> **Task to complete**
Tally the lines below that contain the word "буду", and give only that number.
-.-.-
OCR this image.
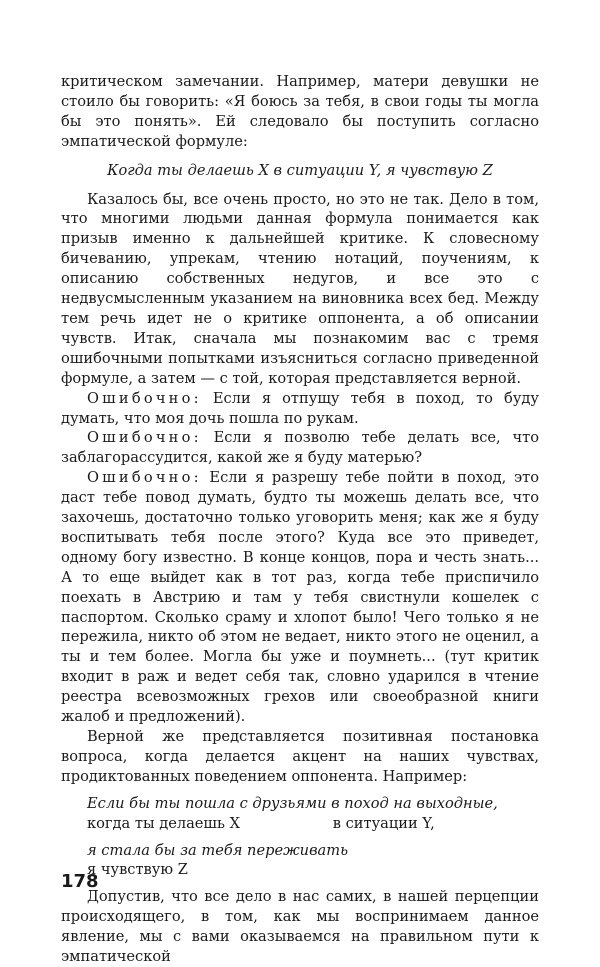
критическом замечании. Например, матери девушки не стоило бы говорить: «Я боюсь за тебя, в свои годы ты могла бы это понять». Ей следовало бы поступить согласно эмпатической формуле:

Когда ты делаешь X в ситуации Y, я чувствую Z

Казалось бы, все очень просто, но это не так. Дело в том, что многими людьми данная формула понимается как призыв именно к дальнейшей критике. К словесному бичеванию, упрекам, чтению нотаций, поучениям, к описанию собственных недугов, и все это с недвусмысленным указанием на виновника всех бед. Между тем речь идет не о критике оппонента, а об описании чувств. Итак, сначала мы познакомим вас с тремя ошибочными попытками изъясниться согласно приведенной формуле, а затем — с той, которая представляется верной.

Ошибочно: Если я отпущу тебя в поход, то буду думать, что моя дочь пошла по рукам.

Ошибочно: Если я позволю тебе делать все, что заблагорассудится, какой же я буду матерью?

Ошибочно: Если я разрешу тебе пойти в поход, это даст тебе повод думать, будто ты можешь делать все, что захочешь, достаточно только уговорить меня; как же я буду воспитывать тебя после этого? Куда все это приведет, одному богу известно. В конце концов, пора и честь знать... А то еще выйдет как в тот раз, когда тебе приспичило поехать в Австрию и там у тебя свистнули кошелек с паспортом. Сколько сраму и хлопот было! Чего только я не пережила, никто об этом не ведает, никто этого не оценил, а ты и тем более. Могла бы уже и поумнеть... (тут критик входит в раж и ведет себя так, словно ударился в чтение реестра всевозможных грехов или своеобразной книги жалоб и предложений).

Верной же представляется позитивная постановка вопроса, когда делается акцент на наших чувствах, продиктованных поведением оппонента. Например:

Если бы ты пошла с друзьями в поход на выходные,
когда ты делаешь X                    в ситуации Y,
я стала бы за тебя переживать
я чувствую Z

Допустив, что все дело в нас самих, в нашей перцепции происходящего, в том, как мы воспринимаем данное явление, мы с вами оказываемся на правильном пути к эмпатической

178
-.-.-
> **Expected output**
3